## begin DATA PROVIDED

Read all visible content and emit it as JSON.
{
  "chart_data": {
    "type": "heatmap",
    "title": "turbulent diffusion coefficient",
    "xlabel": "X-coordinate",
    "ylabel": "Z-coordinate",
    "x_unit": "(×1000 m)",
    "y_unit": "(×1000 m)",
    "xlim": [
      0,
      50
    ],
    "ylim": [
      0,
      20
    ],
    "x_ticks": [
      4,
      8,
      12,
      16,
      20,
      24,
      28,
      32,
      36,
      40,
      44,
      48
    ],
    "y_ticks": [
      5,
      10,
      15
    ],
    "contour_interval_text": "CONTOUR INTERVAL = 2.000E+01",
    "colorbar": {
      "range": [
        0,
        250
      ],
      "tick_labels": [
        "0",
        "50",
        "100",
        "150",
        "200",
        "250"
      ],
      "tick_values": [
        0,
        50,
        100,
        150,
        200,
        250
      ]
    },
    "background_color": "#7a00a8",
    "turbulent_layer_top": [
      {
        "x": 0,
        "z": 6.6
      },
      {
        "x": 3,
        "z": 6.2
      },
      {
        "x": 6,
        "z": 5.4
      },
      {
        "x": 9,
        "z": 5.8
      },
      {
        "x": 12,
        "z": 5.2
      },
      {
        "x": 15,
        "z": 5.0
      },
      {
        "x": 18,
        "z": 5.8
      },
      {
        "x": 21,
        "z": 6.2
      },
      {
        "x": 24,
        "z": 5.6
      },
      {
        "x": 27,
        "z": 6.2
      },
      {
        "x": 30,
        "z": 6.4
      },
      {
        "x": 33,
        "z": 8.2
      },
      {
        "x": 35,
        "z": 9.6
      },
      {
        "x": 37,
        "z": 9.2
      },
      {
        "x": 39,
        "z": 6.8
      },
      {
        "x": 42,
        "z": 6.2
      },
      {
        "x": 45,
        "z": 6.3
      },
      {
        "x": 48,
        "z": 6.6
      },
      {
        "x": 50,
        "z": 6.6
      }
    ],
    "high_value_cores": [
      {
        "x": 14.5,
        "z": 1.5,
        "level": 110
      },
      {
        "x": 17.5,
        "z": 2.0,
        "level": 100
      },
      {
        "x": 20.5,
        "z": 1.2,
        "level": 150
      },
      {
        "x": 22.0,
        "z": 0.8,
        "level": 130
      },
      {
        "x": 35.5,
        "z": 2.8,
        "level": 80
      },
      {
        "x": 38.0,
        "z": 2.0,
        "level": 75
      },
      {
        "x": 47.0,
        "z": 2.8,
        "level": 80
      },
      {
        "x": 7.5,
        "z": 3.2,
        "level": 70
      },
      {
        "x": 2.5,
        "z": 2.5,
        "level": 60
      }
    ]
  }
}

## end DATA PROVIDED

**TASK TO COMPLETE**
All of the entries above must be quoted exactly.

**RESULT OF THE TASK**
Read all visible content and emit it as JSON.
{
  "chart_data": {
    "type": "heatmap",
    "title": "turbulent diffusion coefficient",
    "xlabel": "X-coordinate",
    "ylabel": "Z-coordinate",
    "x_unit": "(×1000 m)",
    "y_unit": "(×1000 m)",
    "xlim": [
      0,
      50
    ],
    "ylim": [
      0,
      20
    ],
    "x_ticks": [
      4,
      8,
      12,
      16,
      20,
      24,
      28,
      32,
      36,
      40,
      44,
      48
    ],
    "y_ticks": [
      5,
      10,
      15
    ],
    "contour_interval_text": "CONTOUR INTERVAL = 2.000E+01",
    "colorbar": {
      "range": [
        0,
        250
      ],
      "tick_labels": [
        "0",
        "50",
        "100",
        "150",
        "200",
        "250"
      ],
      "tick_values": [
        0,
        50,
        100,
        150,
        200,
        250
      ]
    },
    "background_color": "#7a00a8",
    "turbulent_layer_top": [
      {
        "x": 0,
        "z": 6.6
      },
      {
        "x": 3,
        "z": 6.2
      },
      {
        "x": 6,
        "z": 5.4
      },
      {
        "x": 9,
        "z": 5.8
      },
      {
        "x": 12,
        "z": 5.2
      },
      {
        "x": 15,
        "z": 5.0
      },
      {
        "x": 18,
        "z": 5.8
      },
      {
        "x": 21,
        "z": 6.2
      },
      {
        "x": 24,
        "z": 5.6
      },
      {
        "x": 27,
        "z": 6.2
      },
      {
        "x": 30,
        "z": 6.4
      },
      {
        "x": 33,
        "z": 8.2
      },
      {
        "x": 35,
        "z": 9.6
      },
      {
        "x": 37,
        "z": 9.2
      },
      {
        "x": 39,
        "z": 6.8
      },
      {
        "x": 42,
        "z": 6.2
      },
      {
        "x": 45,
        "z": 6.3
      },
      {
        "x": 48,
        "z": 6.6
      },
      {
        "x": 50,
        "z": 6.6
      }
    ],
    "high_value_cores": [
      {
        "x": 14.5,
        "z": 1.5,
        "level": 110
      },
      {
        "x": 17.5,
        "z": 2.0,
        "level": 100
      },
      {
        "x": 20.5,
        "z": 1.2,
        "level": 150
      },
      {
        "x": 22.0,
        "z": 0.8,
        "level": 130
      },
      {
        "x": 35.5,
        "z": 2.8,
        "level": 80
      },
      {
        "x": 38.0,
        "z": 2.0,
        "level": 75
      },
      {
        "x": 47.0,
        "z": 2.8,
        "level": 80
      },
      {
        "x": 7.5,
        "z": 3.2,
        "level": 70
      },
      {
        "x": 2.5,
        "z": 2.5,
        "level": 60
      }
    ]
  }
}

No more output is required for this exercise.